_Problem requirements_
Transcribe all of the material below word for word and leave out its pictures.
◆ ◆ ◆ ◆ ◆
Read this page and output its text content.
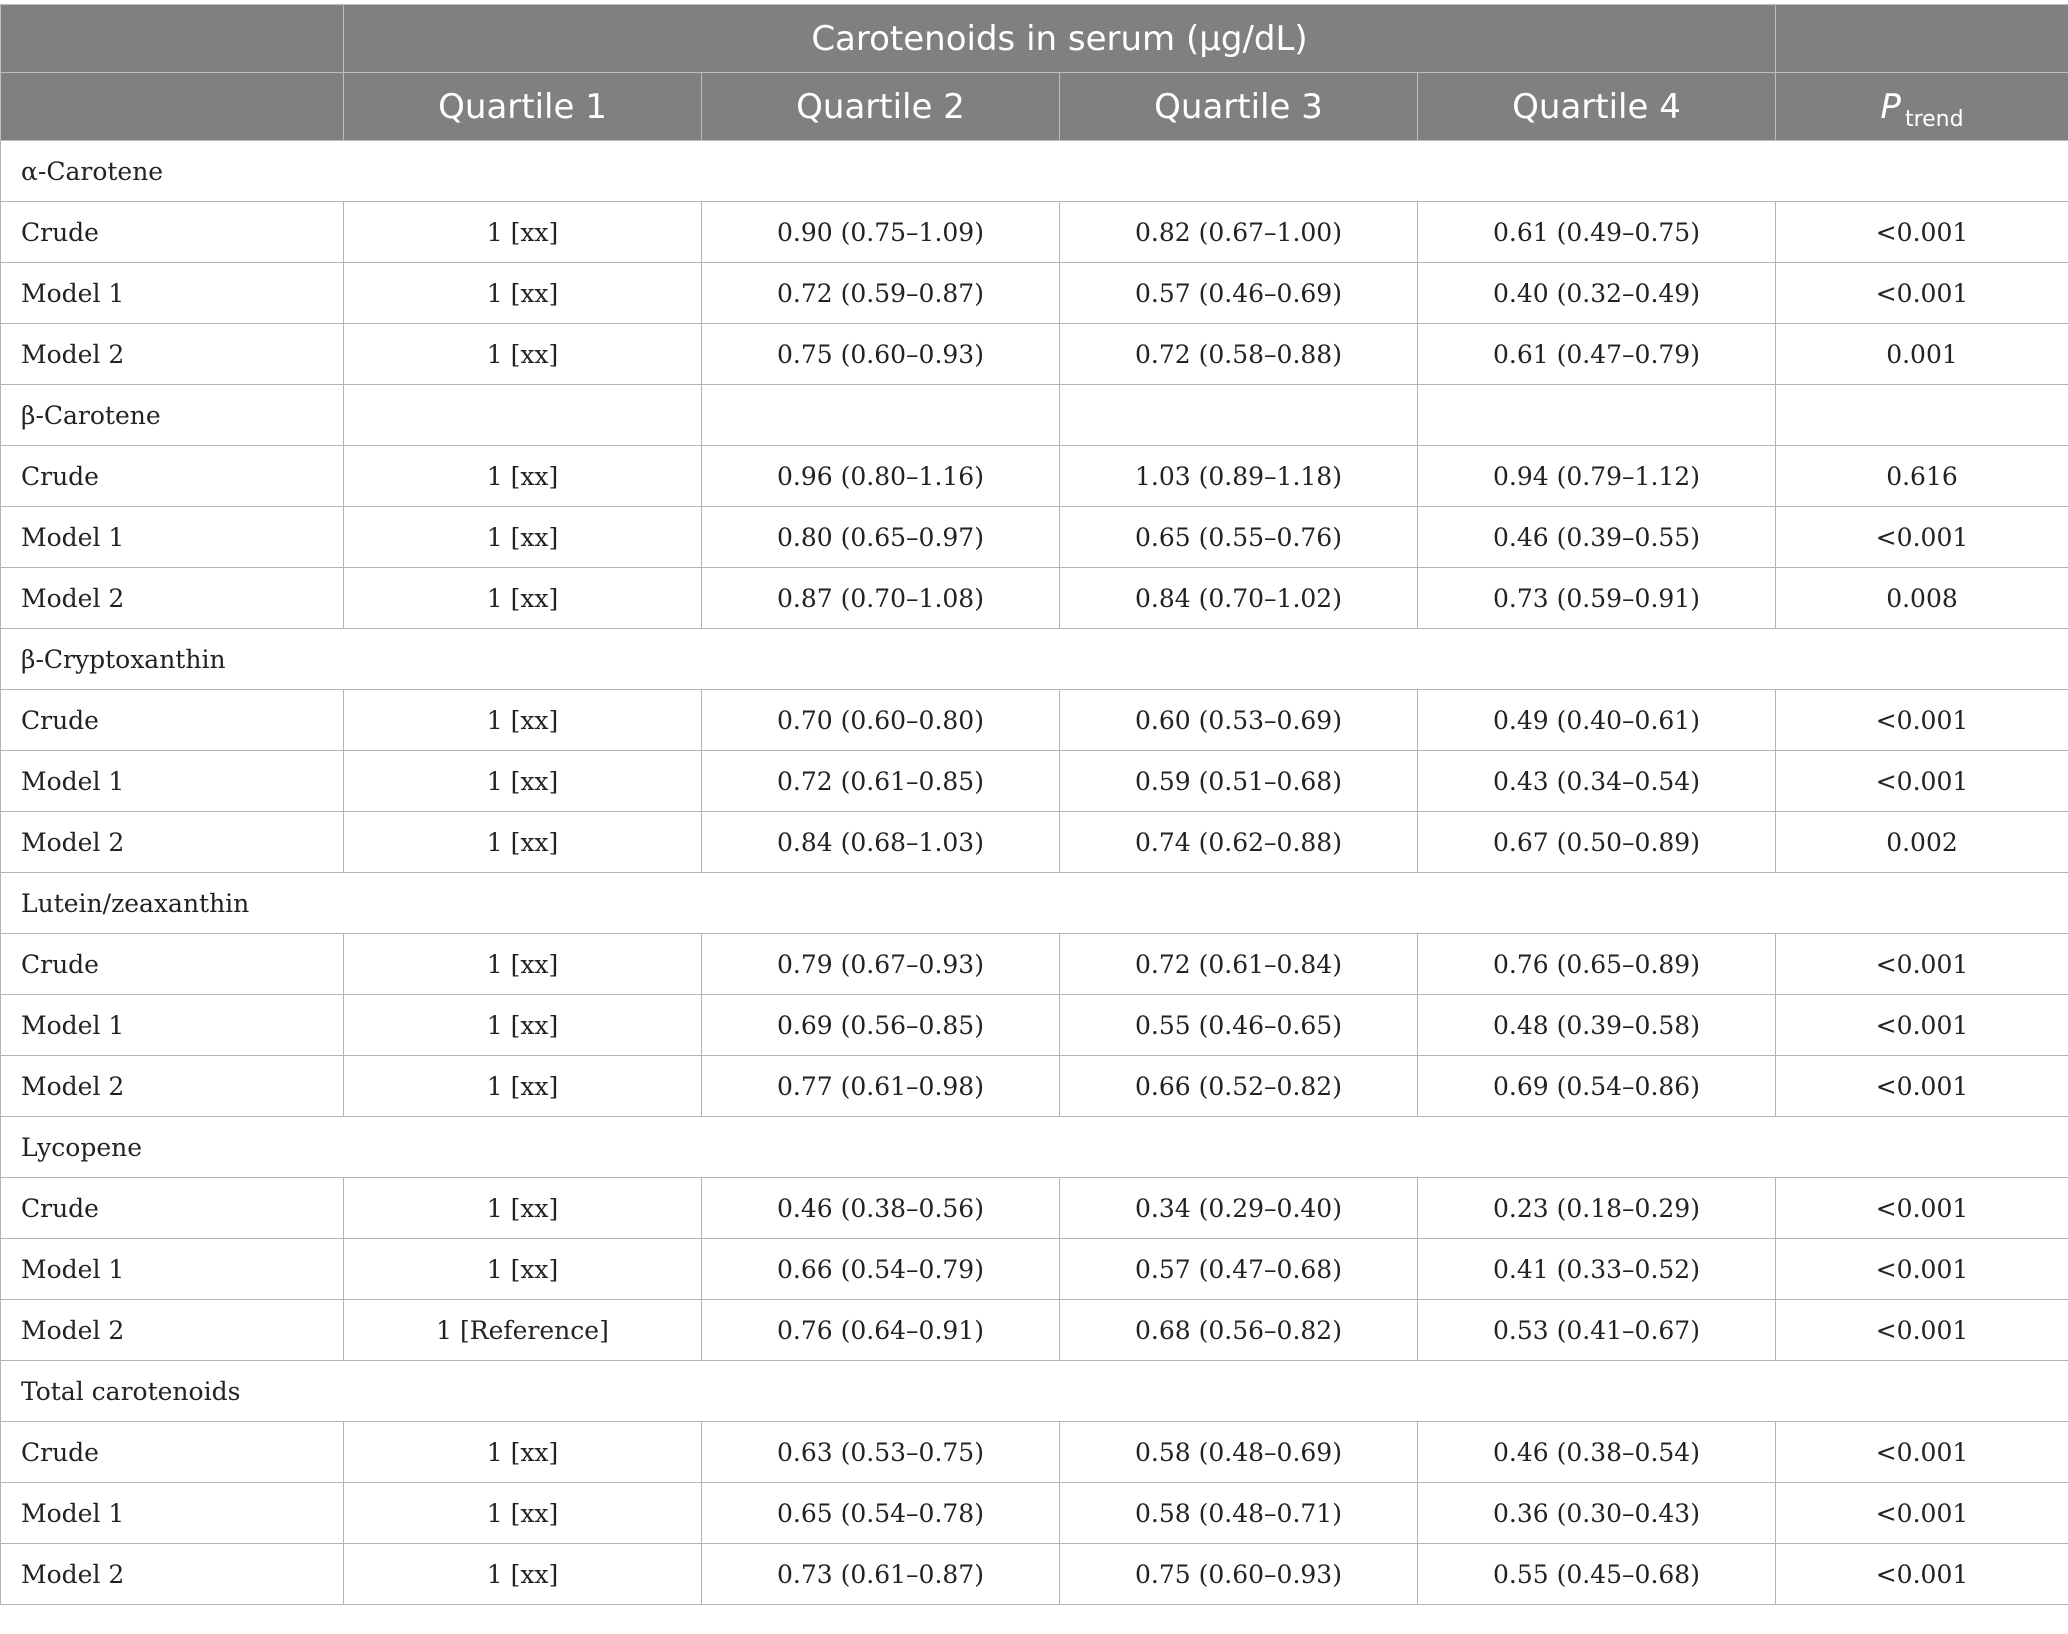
	Carotenoids in serum (μg/dL)				
	Quartile 1	Quartile 2	Quartile 3	Quartile 4	P $_{trend}$
α-Carotene					
Crude	1 [xx]	0.90 (0.75–1.09)	0.82 (0.67–1.00)	0.61 (0.49–0.75)	<0.001
Model 1	1 [xx]	0.72 (0.59–0.87)	0.57 (0.46–0.69)	0.40 (0.32–0.49)	<0.001
Model 2	1 [xx]	0.75 (0.60–0.93)	0.72 (0.58–0.88)	0.61 (0.47–0.79)	0.001
β-Carotene					
Crude	1 [xx]	0.96 (0.80–1.16)	1.03 (0.89–1.18)	0.94 (0.79–1.12)	0.616
Model 1	1 [xx]	0.80 (0.65–0.97)	0.65 (0.55–0.76)	0.46 (0.39–0.55)	<0.001
Model 2	1 [xx]	0.87 (0.70–1.08)	0.84 (0.70–1.02)	0.73 (0.59–0.91)	0.008
β-Cryptoxanthin					
Crude	1 [xx]	0.70 (0.60–0.80)	0.60 (0.53–0.69)	0.49 (0.40–0.61)	<0.001
Model 1	1 [xx]	0.72 (0.61–0.85)	0.59 (0.51–0.68)	0.43 (0.34–0.54)	<0.001
Model 2	1 [xx]	0.84 (0.68–1.03)	0.74 (0.62–0.88)	0.67 (0.50–0.89)	0.002
Lutein/zeaxanthin					
Crude	1 [xx]	0.79 (0.67–0.93)	0.72 (0.61–0.84)	0.76 (0.65–0.89)	<0.001
Model 1	1 [xx]	0.69 (0.56–0.85)	0.55 (0.46–0.65)	0.48 (0.39–0.58)	<0.001
Model 2	1 [xx]	0.77 (0.61–0.98)	0.66 (0.52–0.82)	0.69 (0.54–0.86)	<0.001
Lycopene					
Crude	1 [xx]	0.46 (0.38–0.56)	0.34 (0.29–0.40)	0.23 (0.18–0.29)	<0.001
Model 1	1 [xx]	0.66 (0.54–0.79)	0.57 (0.47–0.68)	0.41 (0.33–0.52)	<0.001
Model 2	1 [Reference]	0.76 (0.64–0.91)	0.68 (0.56–0.82)	0.53 (0.41–0.67)	<0.001
Total carotenoids					
Crude	1 [xx]	0.63 (0.53–0.75)	0.58 (0.48–0.69)	0.46 (0.38–0.54)	<0.001
Model 1	1 [xx]	0.65 (0.54–0.78)	0.58 (0.48–0.71)	0.36 (0.30–0.43)	<0.001
Model 2	1 [xx]	0.73 (0.61–0.87)	0.75 (0.60–0.93)	0.55 (0.45–0.68)	<0.001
◆ ◆ ◆ ◆ ◆
_Response to this task_
Read this page and output its text content.
	Carotenoids in serum (μg/dL)				
	Quartile 1	Quartile 2	Quartile 3	Quartile 4	P $_{trend}$
α-Carotene					
Crude	1 [xx]	0.90 (0.75–1.09)	0.82 (0.67–1.00)	0.61 (0.49–0.75)	<0.001
Model 1	1 [xx]	0.72 (0.59–0.87)	0.57 (0.46–0.69)	0.40 (0.32–0.49)	<0.001
Model 2	1 [xx]	0.75 (0.60–0.93)	0.72 (0.58–0.88)	0.61 (0.47–0.79)	0.001
β-Carotene					
Crude	1 [xx]	0.96 (0.80–1.16)	1.03 (0.89–1.18)	0.94 (0.79–1.12)	0.616
Model 1	1 [xx]	0.80 (0.65–0.97)	0.65 (0.55–0.76)	0.46 (0.39–0.55)	<0.001
Model 2	1 [xx]	0.87 (0.70–1.08)	0.84 (0.70–1.02)	0.73 (0.59–0.91)	0.008
β-Cryptoxanthin					
Crude	1 [xx]	0.70 (0.60–0.80)	0.60 (0.53–0.69)	0.49 (0.40–0.61)	<0.001
Model 1	1 [xx]	0.72 (0.61–0.85)	0.59 (0.51–0.68)	0.43 (0.34–0.54)	<0.001
Model 2	1 [xx]	0.84 (0.68–1.03)	0.74 (0.62–0.88)	0.67 (0.50–0.89)	0.002
Lutein/zeaxanthin					
Crude	1 [xx]	0.79 (0.67–0.93)	0.72 (0.61–0.84)	0.76 (0.65–0.89)	<0.001
Model 1	1 [xx]	0.69 (0.56–0.85)	0.55 (0.46–0.65)	0.48 (0.39–0.58)	<0.001
Model 2	1 [xx]	0.77 (0.61–0.98)	0.66 (0.52–0.82)	0.69 (0.54–0.86)	<0.001
Lycopene					
Crude	1 [xx]	0.46 (0.38–0.56)	0.34 (0.29–0.40)	0.23 (0.18–0.29)	<0.001
Model 1	1 [xx]	0.66 (0.54–0.79)	0.57 (0.47–0.68)	0.41 (0.33–0.52)	<0.001
Model 2	1 [Reference]	0.76 (0.64–0.91)	0.68 (0.56–0.82)	0.53 (0.41–0.67)	<0.001
Total carotenoids					
Crude	1 [xx]	0.63 (0.53–0.75)	0.58 (0.48–0.69)	0.46 (0.38–0.54)	<0.001
Model 1	1 [xx]	0.65 (0.54–0.78)	0.58 (0.48–0.71)	0.36 (0.30–0.43)	<0.001
Model 2	1 [xx]	0.73 (0.61–0.87)	0.75 (0.60–0.93)	0.55 (0.45–0.68)	<0.001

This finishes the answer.